* **WORK INSTRUCTIONS**
Word for word, transcribe the lines below and drop the pictures.

(Raw records)
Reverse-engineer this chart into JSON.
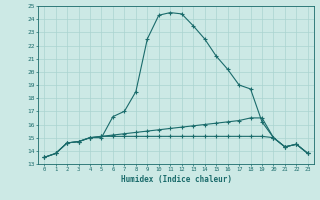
{
  "xlabel": "Humidex (Indice chaleur)",
  "bg_color": "#cce9e5",
  "line_color": "#1a6b6b",
  "grid_color": "#aad4d0",
  "xlim": [
    -0.5,
    23.5
  ],
  "ylim": [
    13,
    25
  ],
  "xticks": [
    0,
    1,
    2,
    3,
    4,
    5,
    6,
    7,
    8,
    9,
    10,
    11,
    12,
    13,
    14,
    15,
    16,
    17,
    18,
    19,
    20,
    21,
    22,
    23
  ],
  "yticks": [
    13,
    14,
    15,
    16,
    17,
    18,
    19,
    20,
    21,
    22,
    23,
    24,
    25
  ],
  "curve1_x": [
    0,
    1,
    2,
    3,
    4,
    5,
    6,
    7,
    8,
    9,
    10,
    11,
    12,
    13,
    14,
    15,
    16,
    17,
    18,
    19,
    20,
    21,
    22,
    23
  ],
  "curve1_y": [
    13.5,
    13.8,
    14.6,
    14.7,
    15.0,
    15.0,
    16.6,
    17.0,
    18.5,
    22.5,
    24.3,
    24.5,
    24.4,
    23.5,
    22.5,
    21.2,
    20.2,
    19.0,
    18.7,
    16.2,
    15.0,
    14.3,
    14.5,
    13.8
  ],
  "curve2_x": [
    0,
    1,
    2,
    3,
    4,
    5,
    6,
    7,
    8,
    9,
    10,
    11,
    12,
    13,
    14,
    15,
    16,
    17,
    18,
    19,
    20,
    21,
    22,
    23
  ],
  "curve2_y": [
    13.5,
    13.8,
    14.6,
    14.7,
    15.0,
    15.1,
    15.2,
    15.3,
    15.4,
    15.5,
    15.6,
    15.7,
    15.8,
    15.9,
    16.0,
    16.1,
    16.2,
    16.3,
    16.5,
    16.5,
    15.0,
    14.3,
    14.5,
    13.8
  ],
  "curve3_x": [
    0,
    1,
    2,
    3,
    4,
    5,
    6,
    7,
    8,
    9,
    10,
    11,
    12,
    13,
    14,
    15,
    16,
    17,
    18,
    19,
    20,
    21,
    22,
    23
  ],
  "curve3_y": [
    13.5,
    13.8,
    14.6,
    14.7,
    15.0,
    15.1,
    15.1,
    15.1,
    15.1,
    15.1,
    15.1,
    15.1,
    15.1,
    15.1,
    15.1,
    15.1,
    15.1,
    15.1,
    15.1,
    15.1,
    15.0,
    14.3,
    14.5,
    13.8
  ]
}
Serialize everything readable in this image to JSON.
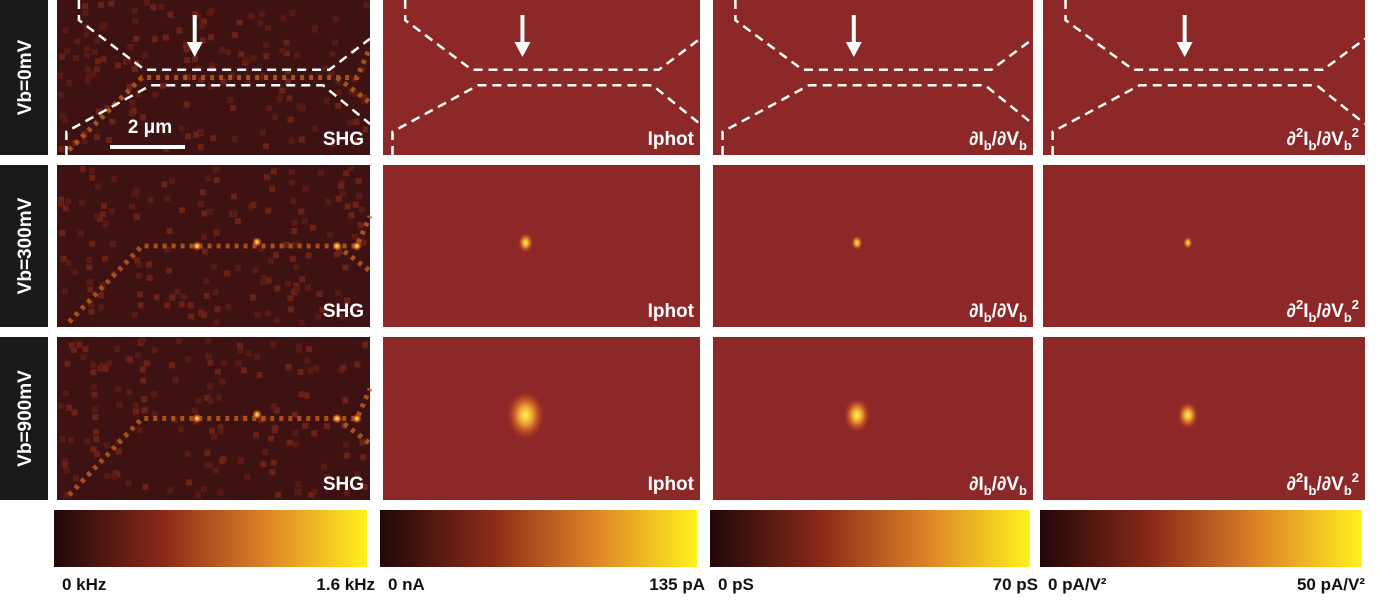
{
  "rows": [
    {
      "label": "Vb=0mV"
    },
    {
      "label": "Vb=300mV"
    },
    {
      "label": "Vb=900mV"
    }
  ],
  "scale_bar": "2 μm",
  "columns": [
    {
      "label": [
        {
          "text": "SHG"
        }
      ],
      "colorbar": {
        "min": "0 kHz",
        "max": "1.6 kHz"
      }
    },
    {
      "label": [
        {
          "text": "Iphot"
        }
      ],
      "colorbar": {
        "min": "0 nA",
        "max": "135 pA"
      }
    },
    {
      "label": [
        {
          "text": "∂I"
        },
        {
          "text": "b",
          "sub": true
        },
        {
          "text": "/∂V"
        },
        {
          "text": "b",
          "sub": true
        }
      ],
      "colorbar": {
        "min": "0 pS",
        "max": "70 pS"
      }
    },
    {
      "label": [
        {
          "text": "∂"
        },
        {
          "text": "2",
          "sup": true
        },
        {
          "text": "I"
        },
        {
          "text": "b",
          "sub": true
        },
        {
          "text": "/∂V"
        },
        {
          "text": "b",
          "sub": true
        },
        {
          "text": "2",
          "sup": true
        }
      ],
      "colorbar": {
        "min": "0 pA/V²",
        "max": "50 pA/V²"
      }
    }
  ]
}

* **WRITTEN RESPONSE**
Reverse-engineer this chart into JSON.
{
  "xlabel": "Humidex (Indice chaleur)",
  "bg_color": "#cce9e5",
  "line_color": "#1a6b6b",
  "grid_color": "#aad4d0",
  "xlim": [
    -0.5,
    23.5
  ],
  "ylim": [
    13,
    25
  ],
  "xticks": [
    0,
    1,
    2,
    3,
    4,
    5,
    6,
    7,
    8,
    9,
    10,
    11,
    12,
    13,
    14,
    15,
    16,
    17,
    18,
    19,
    20,
    21,
    22,
    23
  ],
  "yticks": [
    13,
    14,
    15,
    16,
    17,
    18,
    19,
    20,
    21,
    22,
    23,
    24,
    25
  ],
  "curve1_x": [
    0,
    1,
    2,
    3,
    4,
    5,
    6,
    7,
    8,
    9,
    10,
    11,
    12,
    13,
    14,
    15,
    16,
    17,
    18,
    19,
    20,
    21,
    22,
    23
  ],
  "curve1_y": [
    13.5,
    13.8,
    14.6,
    14.7,
    15.0,
    15.0,
    16.6,
    17.0,
    18.5,
    22.5,
    24.3,
    24.5,
    24.4,
    23.5,
    22.5,
    21.2,
    20.2,
    19.0,
    18.7,
    16.2,
    15.0,
    14.3,
    14.5,
    13.8
  ],
  "curve2_x": [
    0,
    1,
    2,
    3,
    4,
    5,
    6,
    7,
    8,
    9,
    10,
    11,
    12,
    13,
    14,
    15,
    16,
    17,
    18,
    19,
    20,
    21,
    22,
    23
  ],
  "curve2_y": [
    13.5,
    13.8,
    14.6,
    14.7,
    15.0,
    15.1,
    15.2,
    15.3,
    15.4,
    15.5,
    15.6,
    15.7,
    15.8,
    15.9,
    16.0,
    16.1,
    16.2,
    16.3,
    16.5,
    16.5,
    15.0,
    14.3,
    14.5,
    13.8
  ],
  "curve3_x": [
    0,
    1,
    2,
    3,
    4,
    5,
    6,
    7,
    8,
    9,
    10,
    11,
    12,
    13,
    14,
    15,
    16,
    17,
    18,
    19,
    20,
    21,
    22,
    23
  ],
  "curve3_y": [
    13.5,
    13.8,
    14.6,
    14.7,
    15.0,
    15.1,
    15.1,
    15.1,
    15.1,
    15.1,
    15.1,
    15.1,
    15.1,
    15.1,
    15.1,
    15.1,
    15.1,
    15.1,
    15.1,
    15.1,
    15.0,
    14.3,
    14.5,
    13.8
  ]
}
Serialize everything readable in this image to JSON.
{
  "rows": [
    {
      "label": "Vb=0mV"
    },
    {
      "label": "Vb=300mV"
    },
    {
      "label": "Vb=900mV"
    }
  ],
  "scale_bar": "2 μm",
  "columns": [
    {
      "label": [
        {
          "text": "SHG"
        }
      ],
      "colorbar": {
        "min": "0 kHz",
        "max": "1.6 kHz"
      }
    },
    {
      "label": [
        {
          "text": "Iphot"
        }
      ],
      "colorbar": {
        "min": "0 nA",
        "max": "135 pA"
      }
    },
    {
      "label": [
        {
          "text": "∂I"
        },
        {
          "text": "b",
          "sub": true
        },
        {
          "text": "/∂V"
        },
        {
          "text": "b",
          "sub": true
        }
      ],
      "colorbar": {
        "min": "0 pS",
        "max": "70 pS"
      }
    },
    {
      "label": [
        {
          "text": "∂"
        },
        {
          "text": "2",
          "sup": true
        },
        {
          "text": "I"
        },
        {
          "text": "b",
          "sub": true
        },
        {
          "text": "/∂V"
        },
        {
          "text": "b",
          "sub": true
        },
        {
          "text": "2",
          "sup": true
        }
      ],
      "colorbar": {
        "min": "0 pA/V²",
        "max": "50 pA/V²"
      }
    }
  ]
}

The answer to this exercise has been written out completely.